▶ [Dataset items]:
★ ★ ★ ★ ★ ★ ★
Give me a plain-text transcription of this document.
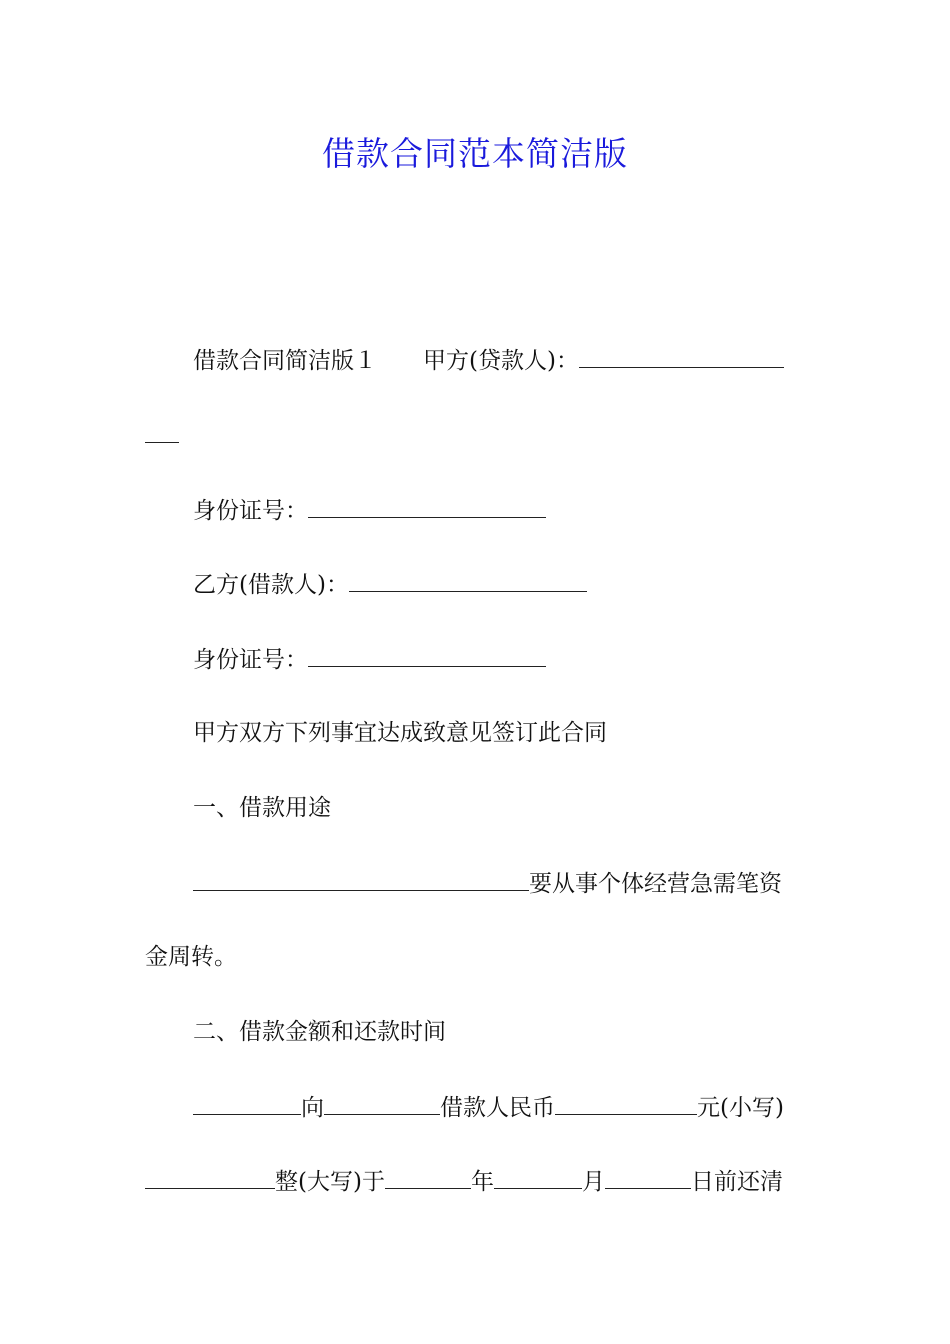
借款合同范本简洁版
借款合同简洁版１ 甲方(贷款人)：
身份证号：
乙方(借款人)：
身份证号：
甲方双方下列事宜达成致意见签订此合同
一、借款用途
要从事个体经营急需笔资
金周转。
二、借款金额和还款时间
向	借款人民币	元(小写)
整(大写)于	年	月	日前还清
★ ★ ★ ★ ★ ★ ★
▶ [What this task involves]:
Reproduce the records, all of them, word for word; omit the pictures.

▶ [Complete response]:
Give me a plain-text transcription of this document.
借款合同范本简洁版
借款合同简洁版１ 甲方(贷款人)：
身份证号：
乙方(借款人)：
身份证号：
甲方双方下列事宜达成致意见签订此合同
一、借款用途
要从事个体经营急需笔资
金周转。
二、借款金额和还款时间
向	借款人民币	元(小写)
整(大写)于	年	月	日前还清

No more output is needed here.